What the task asks → In the records below, find each line containing the word "frac" and copy it.

Given data →
## begin

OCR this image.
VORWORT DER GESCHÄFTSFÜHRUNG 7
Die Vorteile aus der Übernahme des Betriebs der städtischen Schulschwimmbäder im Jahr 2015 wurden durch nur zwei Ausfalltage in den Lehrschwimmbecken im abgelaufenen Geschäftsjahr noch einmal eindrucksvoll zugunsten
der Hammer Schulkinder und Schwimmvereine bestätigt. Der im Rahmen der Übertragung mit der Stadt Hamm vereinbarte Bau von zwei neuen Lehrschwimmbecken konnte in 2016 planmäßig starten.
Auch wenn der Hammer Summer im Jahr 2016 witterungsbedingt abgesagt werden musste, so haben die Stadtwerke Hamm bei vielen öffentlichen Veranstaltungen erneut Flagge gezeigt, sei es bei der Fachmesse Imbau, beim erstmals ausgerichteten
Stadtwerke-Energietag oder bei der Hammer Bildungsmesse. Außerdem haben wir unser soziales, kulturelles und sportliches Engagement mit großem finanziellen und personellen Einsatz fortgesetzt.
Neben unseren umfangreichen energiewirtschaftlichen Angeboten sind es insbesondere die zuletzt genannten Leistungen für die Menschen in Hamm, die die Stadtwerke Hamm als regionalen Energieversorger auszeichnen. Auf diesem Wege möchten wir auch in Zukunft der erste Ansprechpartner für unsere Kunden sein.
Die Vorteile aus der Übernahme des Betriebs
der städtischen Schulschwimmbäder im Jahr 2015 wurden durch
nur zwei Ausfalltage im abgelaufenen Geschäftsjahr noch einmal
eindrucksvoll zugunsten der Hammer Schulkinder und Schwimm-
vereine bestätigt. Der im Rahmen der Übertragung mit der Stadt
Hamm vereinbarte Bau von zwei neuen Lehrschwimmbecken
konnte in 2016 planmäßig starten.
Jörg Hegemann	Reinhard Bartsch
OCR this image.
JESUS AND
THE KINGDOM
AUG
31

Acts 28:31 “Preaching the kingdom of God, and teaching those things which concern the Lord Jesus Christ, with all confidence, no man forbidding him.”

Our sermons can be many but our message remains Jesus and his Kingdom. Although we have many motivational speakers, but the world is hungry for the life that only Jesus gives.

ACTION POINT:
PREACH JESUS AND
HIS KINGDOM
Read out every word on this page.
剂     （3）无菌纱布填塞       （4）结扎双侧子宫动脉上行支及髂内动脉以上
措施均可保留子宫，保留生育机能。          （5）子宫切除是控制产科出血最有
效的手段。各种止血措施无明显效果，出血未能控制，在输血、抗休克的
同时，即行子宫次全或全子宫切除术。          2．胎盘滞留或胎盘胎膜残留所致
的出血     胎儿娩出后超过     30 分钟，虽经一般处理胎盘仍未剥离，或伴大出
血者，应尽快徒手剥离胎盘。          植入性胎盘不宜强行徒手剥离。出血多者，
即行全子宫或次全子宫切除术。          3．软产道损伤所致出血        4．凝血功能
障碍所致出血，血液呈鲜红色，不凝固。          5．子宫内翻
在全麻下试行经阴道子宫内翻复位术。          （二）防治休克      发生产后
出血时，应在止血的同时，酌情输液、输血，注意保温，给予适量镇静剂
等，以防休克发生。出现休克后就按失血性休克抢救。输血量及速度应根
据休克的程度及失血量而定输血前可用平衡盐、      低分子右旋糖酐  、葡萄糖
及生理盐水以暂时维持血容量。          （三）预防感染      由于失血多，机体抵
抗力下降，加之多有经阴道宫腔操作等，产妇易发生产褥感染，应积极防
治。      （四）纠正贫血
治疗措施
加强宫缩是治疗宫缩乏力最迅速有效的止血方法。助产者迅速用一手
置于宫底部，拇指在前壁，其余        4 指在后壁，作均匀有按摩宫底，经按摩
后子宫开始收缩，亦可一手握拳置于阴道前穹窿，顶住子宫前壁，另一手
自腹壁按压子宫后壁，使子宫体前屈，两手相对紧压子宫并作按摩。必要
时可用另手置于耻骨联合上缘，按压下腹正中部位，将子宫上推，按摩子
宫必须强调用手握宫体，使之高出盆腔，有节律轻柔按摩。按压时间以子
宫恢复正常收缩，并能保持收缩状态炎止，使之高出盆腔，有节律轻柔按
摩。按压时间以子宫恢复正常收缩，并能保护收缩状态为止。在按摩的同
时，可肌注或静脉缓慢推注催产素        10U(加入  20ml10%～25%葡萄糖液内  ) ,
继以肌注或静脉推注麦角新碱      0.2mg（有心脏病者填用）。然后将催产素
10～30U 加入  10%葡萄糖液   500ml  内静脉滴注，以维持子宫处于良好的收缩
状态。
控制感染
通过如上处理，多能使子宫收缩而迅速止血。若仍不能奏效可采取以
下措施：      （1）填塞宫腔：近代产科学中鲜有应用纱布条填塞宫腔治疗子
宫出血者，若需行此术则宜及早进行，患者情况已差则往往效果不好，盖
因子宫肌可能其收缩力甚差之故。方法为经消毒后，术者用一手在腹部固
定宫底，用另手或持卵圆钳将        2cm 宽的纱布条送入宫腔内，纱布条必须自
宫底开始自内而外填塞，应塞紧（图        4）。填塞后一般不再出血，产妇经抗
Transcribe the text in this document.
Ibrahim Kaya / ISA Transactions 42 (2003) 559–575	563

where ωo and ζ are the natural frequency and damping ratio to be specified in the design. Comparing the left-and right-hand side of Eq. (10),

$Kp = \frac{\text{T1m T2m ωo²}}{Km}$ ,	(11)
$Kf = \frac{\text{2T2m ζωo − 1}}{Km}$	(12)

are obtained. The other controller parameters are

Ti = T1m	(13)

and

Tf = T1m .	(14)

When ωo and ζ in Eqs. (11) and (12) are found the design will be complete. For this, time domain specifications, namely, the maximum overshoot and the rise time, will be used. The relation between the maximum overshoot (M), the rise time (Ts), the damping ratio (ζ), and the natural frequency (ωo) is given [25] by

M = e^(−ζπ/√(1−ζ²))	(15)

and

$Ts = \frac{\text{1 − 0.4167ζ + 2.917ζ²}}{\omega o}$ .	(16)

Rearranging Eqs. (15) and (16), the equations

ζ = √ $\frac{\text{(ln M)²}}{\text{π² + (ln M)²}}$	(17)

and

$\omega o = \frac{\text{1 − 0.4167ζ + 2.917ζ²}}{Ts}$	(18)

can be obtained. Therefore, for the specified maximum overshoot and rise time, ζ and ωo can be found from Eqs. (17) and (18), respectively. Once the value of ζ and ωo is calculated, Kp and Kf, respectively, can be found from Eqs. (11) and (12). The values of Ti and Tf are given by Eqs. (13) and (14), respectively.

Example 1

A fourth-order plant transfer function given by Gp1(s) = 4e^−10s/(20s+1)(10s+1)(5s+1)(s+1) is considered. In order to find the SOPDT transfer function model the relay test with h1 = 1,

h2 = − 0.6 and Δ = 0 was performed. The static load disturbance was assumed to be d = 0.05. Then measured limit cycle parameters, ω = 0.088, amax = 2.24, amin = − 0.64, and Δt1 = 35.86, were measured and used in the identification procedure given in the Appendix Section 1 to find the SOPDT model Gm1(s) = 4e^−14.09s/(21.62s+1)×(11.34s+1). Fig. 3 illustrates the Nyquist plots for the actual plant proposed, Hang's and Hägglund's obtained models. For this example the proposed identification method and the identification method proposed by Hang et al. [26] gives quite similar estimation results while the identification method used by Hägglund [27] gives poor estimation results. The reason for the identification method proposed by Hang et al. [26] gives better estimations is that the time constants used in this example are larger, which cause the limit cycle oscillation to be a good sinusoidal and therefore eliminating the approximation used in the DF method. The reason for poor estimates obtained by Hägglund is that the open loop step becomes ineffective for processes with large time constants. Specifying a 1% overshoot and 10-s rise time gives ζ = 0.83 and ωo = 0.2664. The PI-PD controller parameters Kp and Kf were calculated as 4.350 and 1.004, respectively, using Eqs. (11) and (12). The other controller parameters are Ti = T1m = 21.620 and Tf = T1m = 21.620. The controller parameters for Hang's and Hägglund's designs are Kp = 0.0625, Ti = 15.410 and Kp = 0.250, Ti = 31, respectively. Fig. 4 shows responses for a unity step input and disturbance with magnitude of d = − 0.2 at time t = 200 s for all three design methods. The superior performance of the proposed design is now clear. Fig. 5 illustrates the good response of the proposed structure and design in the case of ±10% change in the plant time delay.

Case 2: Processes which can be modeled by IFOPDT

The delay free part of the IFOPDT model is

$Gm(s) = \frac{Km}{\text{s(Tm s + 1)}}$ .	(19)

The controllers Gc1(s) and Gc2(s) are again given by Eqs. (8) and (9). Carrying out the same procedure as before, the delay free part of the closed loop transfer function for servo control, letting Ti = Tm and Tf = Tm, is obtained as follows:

## end

Full solution →
$Kp = \frac{\text{T1m T2m ωo²}}{Km}$ ,	(11)
$Kf = \frac{\text{2T2m ζωo − 1}}{Km}$	(12)
$Ts = \frac{\text{1 − 0.4167ζ + 2.917ζ²}}{\omega o}$ .	(16)
ζ = √ $\frac{\text{(ln M)²}}{\text{π² + (ln M)²}}$	(17)
$\omega o = \frac{\text{1 − 0.4167ζ + 2.917ζ²}}{Ts}$	(18)
$Gm(s) = \frac{Km}{\text{s(Tm s + 1)}}$ .	(19)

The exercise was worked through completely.